* begin Stored rows *
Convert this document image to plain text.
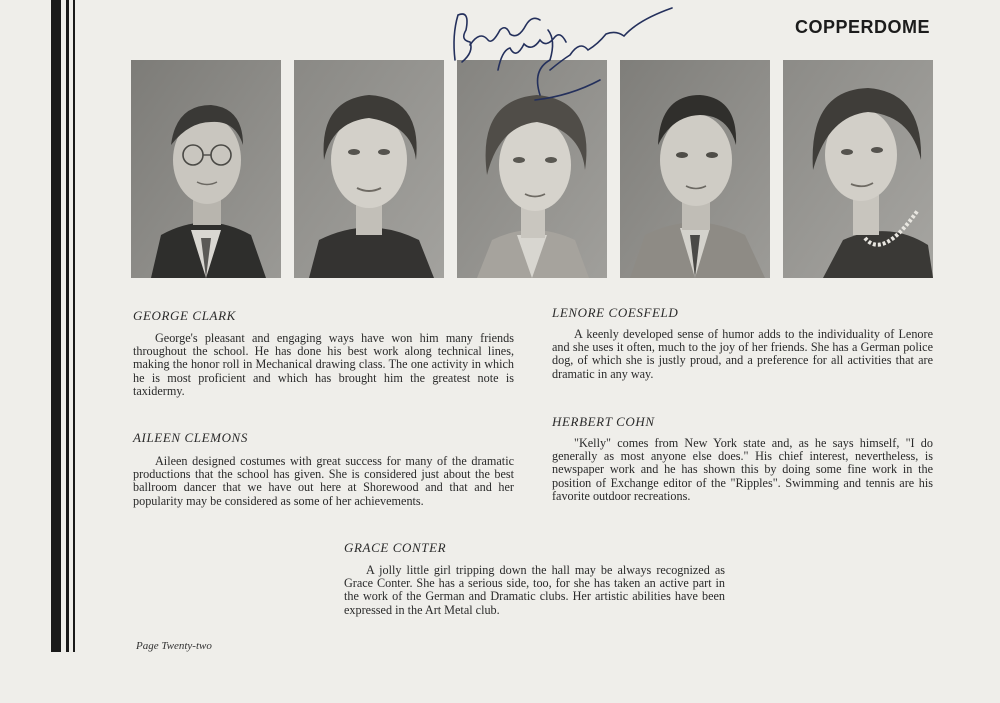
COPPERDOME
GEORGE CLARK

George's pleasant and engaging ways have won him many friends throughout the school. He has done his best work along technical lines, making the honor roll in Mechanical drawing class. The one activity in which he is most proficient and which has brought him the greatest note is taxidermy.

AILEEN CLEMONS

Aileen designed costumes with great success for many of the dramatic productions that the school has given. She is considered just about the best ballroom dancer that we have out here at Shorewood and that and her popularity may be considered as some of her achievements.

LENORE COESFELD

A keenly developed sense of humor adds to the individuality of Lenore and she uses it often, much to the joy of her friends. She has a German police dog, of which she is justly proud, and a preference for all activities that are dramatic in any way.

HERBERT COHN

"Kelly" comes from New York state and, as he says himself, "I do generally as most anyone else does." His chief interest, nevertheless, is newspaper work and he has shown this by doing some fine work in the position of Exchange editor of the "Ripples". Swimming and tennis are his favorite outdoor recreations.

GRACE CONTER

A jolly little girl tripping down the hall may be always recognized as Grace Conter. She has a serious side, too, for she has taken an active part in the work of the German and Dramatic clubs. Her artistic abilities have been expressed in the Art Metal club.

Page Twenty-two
* end Stored rows *
* begin Stored rows *
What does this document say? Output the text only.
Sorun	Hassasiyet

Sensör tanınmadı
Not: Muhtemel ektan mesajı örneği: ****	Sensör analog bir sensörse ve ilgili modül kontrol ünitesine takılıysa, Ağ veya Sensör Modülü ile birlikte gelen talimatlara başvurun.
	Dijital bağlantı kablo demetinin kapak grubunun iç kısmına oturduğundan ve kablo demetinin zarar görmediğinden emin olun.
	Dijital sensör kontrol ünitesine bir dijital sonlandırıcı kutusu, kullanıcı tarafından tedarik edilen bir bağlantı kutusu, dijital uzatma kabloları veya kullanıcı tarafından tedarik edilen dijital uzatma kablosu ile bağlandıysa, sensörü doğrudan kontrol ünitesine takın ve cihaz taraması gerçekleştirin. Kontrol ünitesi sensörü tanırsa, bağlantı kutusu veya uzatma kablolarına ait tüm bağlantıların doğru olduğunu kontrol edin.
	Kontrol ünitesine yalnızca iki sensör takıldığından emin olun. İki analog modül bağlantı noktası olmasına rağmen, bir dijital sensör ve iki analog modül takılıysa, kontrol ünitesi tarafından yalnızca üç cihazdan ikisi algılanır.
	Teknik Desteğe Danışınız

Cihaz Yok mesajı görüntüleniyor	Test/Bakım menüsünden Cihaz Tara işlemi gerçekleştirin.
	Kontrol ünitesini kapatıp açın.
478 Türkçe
* end Stored rows *
## Task to carry out
Select all lines in the listing above where the word "most" appears, and show them.

## Correct answer
George's pleasant and engaging ways have won him many friends throughout the school. He has done his best work along technical lines, making the honor roll in Mechanical drawing class. The one activity in which he is most proficient and which has brought him the greatest note is taxidermy.
"Kelly" comes from New York state and, as he says himself, "I do generally as most anyone else does." His chief interest, nevertheless, is newspaper work and he has shown this by doing some fine work in the position of Exchange editor of the "Ripples". Swimming and tennis are his favorite outdoor recreations.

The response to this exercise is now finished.